### Goal
Return the entries below in their exact form, leaving the pictures out.

### Record excerpts
+===+
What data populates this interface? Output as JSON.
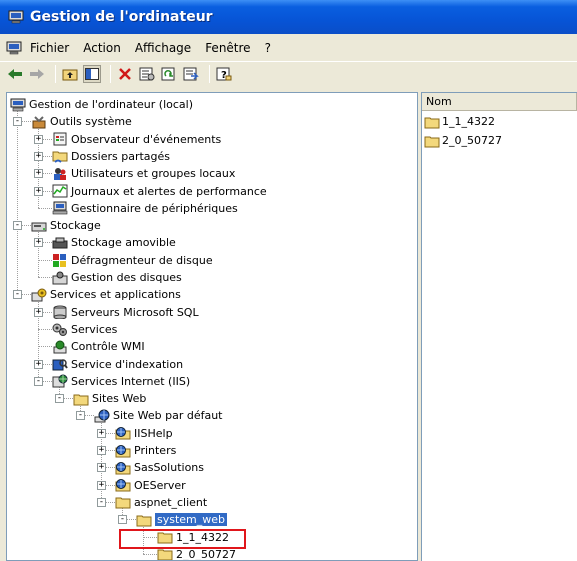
{
  "window": {
    "title": "Gestion de l'ordinateur"
  },
  "menu": [
    "Fichier",
    "Action",
    "Affichage",
    "Fenêtre",
    "?"
  ],
  "toolbar_icons": [
    "back-arrow-icon",
    "forward-arrow-icon",
    "up-folder-icon",
    "show-hide-tree-icon",
    "delete-icon",
    "properties-icon",
    "refresh-icon",
    "export-list-icon",
    "help-icon"
  ],
  "tree": [
    {
      "label": "Gestion de l'ordinateur (local)",
      "icon": "computer-icon",
      "level": 0,
      "expander": ""
    },
    {
      "label": "Outils système",
      "icon": "tools-icon",
      "level": 1,
      "expander": "−"
    },
    {
      "label": "Observateur d'événements",
      "icon": "event-viewer-icon",
      "level": 2,
      "expander": "+"
    },
    {
      "label": "Dossiers partagés",
      "icon": "shared-folders-icon",
      "level": 2,
      "expander": "+"
    },
    {
      "label": "Utilisateurs et groupes locaux",
      "icon": "users-icon",
      "level": 2,
      "expander": "+"
    },
    {
      "label": "Journaux et alertes de performance",
      "icon": "performance-icon",
      "level": 2,
      "expander": "+"
    },
    {
      "label": "Gestionnaire de périphériques",
      "icon": "device-manager-icon",
      "level": 2,
      "expander": ""
    },
    {
      "label": "Stockage",
      "icon": "storage-icon",
      "level": 1,
      "expander": "−"
    },
    {
      "label": "Stockage amovible",
      "icon": "removable-storage-icon",
      "level": 2,
      "expander": "+"
    },
    {
      "label": "Défragmenteur de disque",
      "icon": "defrag-icon",
      "level": 2,
      "expander": ""
    },
    {
      "label": "Gestion des disques",
      "icon": "disk-management-icon",
      "level": 2,
      "expander": ""
    },
    {
      "label": "Services et applications",
      "icon": "services-apps-icon",
      "level": 1,
      "expander": "−"
    },
    {
      "label": "Serveurs Microsoft SQL",
      "icon": "sql-server-icon",
      "level": 2,
      "expander": "+"
    },
    {
      "label": "Services",
      "icon": "services-icon",
      "level": 2,
      "expander": ""
    },
    {
      "label": "Contrôle WMI",
      "icon": "wmi-icon",
      "level": 2,
      "expander": ""
    },
    {
      "label": "Service d'indexation",
      "icon": "indexing-icon",
      "level": 2,
      "expander": "+"
    },
    {
      "label": "Services Internet (IIS)",
      "icon": "iis-icon",
      "level": 2,
      "expander": "−"
    },
    {
      "label": "Sites Web",
      "icon": "folder-icon",
      "level": 3,
      "expander": "−"
    },
    {
      "label": "Site Web par défaut",
      "icon": "website-icon",
      "level": 4,
      "expander": "−"
    },
    {
      "label": "IISHelp",
      "icon": "web-folder-icon",
      "level": 5,
      "expander": "+"
    },
    {
      "label": "Printers",
      "icon": "web-folder-icon",
      "level": 5,
      "expander": "+"
    },
    {
      "label": "SasSolutions",
      "icon": "web-folder-icon",
      "level": 5,
      "expander": "+"
    },
    {
      "label": "OEServer",
      "icon": "web-folder-icon",
      "level": 5,
      "expander": "+"
    },
    {
      "label": "aspnet_client",
      "icon": "folder-icon",
      "level": 5,
      "expander": "−"
    },
    {
      "label": "system_web",
      "icon": "folder-icon",
      "level": 6,
      "expander": "−",
      "selected": true
    },
    {
      "label": "1_1_4322",
      "icon": "folder-icon",
      "level": 7,
      "expander": ""
    },
    {
      "label": "2_0_50727",
      "icon": "folder-icon",
      "level": 7,
      "expander": ""
    }
  ],
  "list": {
    "column_header": "Nom",
    "items": [
      {
        "label": "1_1_4322",
        "icon": "folder-icon"
      },
      {
        "label": "2_0_50727",
        "icon": "folder-icon"
      }
    ]
  }
}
+===+
### Completed exercise
What data populates this interface? Output as JSON.
{
  "window": {
    "title": "Gestion de l'ordinateur"
  },
  "menu": [
    "Fichier",
    "Action",
    "Affichage",
    "Fenêtre",
    "?"
  ],
  "toolbar_icons": [
    "back-arrow-icon",
    "forward-arrow-icon",
    "up-folder-icon",
    "show-hide-tree-icon",
    "delete-icon",
    "properties-icon",
    "refresh-icon",
    "export-list-icon",
    "help-icon"
  ],
  "tree": [
    {
      "label": "Gestion de l'ordinateur (local)",
      "icon": "computer-icon",
      "level": 0,
      "expander": ""
    },
    {
      "label": "Outils système",
      "icon": "tools-icon",
      "level": 1,
      "expander": "−"
    },
    {
      "label": "Observateur d'événements",
      "icon": "event-viewer-icon",
      "level": 2,
      "expander": "+"
    },
    {
      "label": "Dossiers partagés",
      "icon": "shared-folders-icon",
      "level": 2,
      "expander": "+"
    },
    {
      "label": "Utilisateurs et groupes locaux",
      "icon": "users-icon",
      "level": 2,
      "expander": "+"
    },
    {
      "label": "Journaux et alertes de performance",
      "icon": "performance-icon",
      "level": 2,
      "expander": "+"
    },
    {
      "label": "Gestionnaire de périphériques",
      "icon": "device-manager-icon",
      "level": 2,
      "expander": ""
    },
    {
      "label": "Stockage",
      "icon": "storage-icon",
      "level": 1,
      "expander": "−"
    },
    {
      "label": "Stockage amovible",
      "icon": "removable-storage-icon",
      "level": 2,
      "expander": "+"
    },
    {
      "label": "Défragmenteur de disque",
      "icon": "defrag-icon",
      "level": 2,
      "expander": ""
    },
    {
      "label": "Gestion des disques",
      "icon": "disk-management-icon",
      "level": 2,
      "expander": ""
    },
    {
      "label": "Services et applications",
      "icon": "services-apps-icon",
      "level": 1,
      "expander": "−"
    },
    {
      "label": "Serveurs Microsoft SQL",
      "icon": "sql-server-icon",
      "level": 2,
      "expander": "+"
    },
    {
      "label": "Services",
      "icon": "services-icon",
      "level": 2,
      "expander": ""
    },
    {
      "label": "Contrôle WMI",
      "icon": "wmi-icon",
      "level": 2,
      "expander": ""
    },
    {
      "label": "Service d'indexation",
      "icon": "indexing-icon",
      "level": 2,
      "expander": "+"
    },
    {
      "label": "Services Internet (IIS)",
      "icon": "iis-icon",
      "level": 2,
      "expander": "−"
    },
    {
      "label": "Sites Web",
      "icon": "folder-icon",
      "level": 3,
      "expander": "−"
    },
    {
      "label": "Site Web par défaut",
      "icon": "website-icon",
      "level": 4,
      "expander": "−"
    },
    {
      "label": "IISHelp",
      "icon": "web-folder-icon",
      "level": 5,
      "expander": "+"
    },
    {
      "label": "Printers",
      "icon": "web-folder-icon",
      "level": 5,
      "expander": "+"
    },
    {
      "label": "SasSolutions",
      "icon": "web-folder-icon",
      "level": 5,
      "expander": "+"
    },
    {
      "label": "OEServer",
      "icon": "web-folder-icon",
      "level": 5,
      "expander": "+"
    },
    {
      "label": "aspnet_client",
      "icon": "folder-icon",
      "level": 5,
      "expander": "−"
    },
    {
      "label": "system_web",
      "icon": "folder-icon",
      "level": 6,
      "expander": "−",
      "selected": true
    },
    {
      "label": "1_1_4322",
      "icon": "folder-icon",
      "level": 7,
      "expander": ""
    },
    {
      "label": "2_0_50727",
      "icon": "folder-icon",
      "level": 7,
      "expander": ""
    }
  ],
  "list": {
    "column_header": "Nom",
    "items": [
      {
        "label": "1_1_4322",
        "icon": "folder-icon"
      },
      {
        "label": "2_0_50727",
        "icon": "folder-icon"
      }
    ]
  }
}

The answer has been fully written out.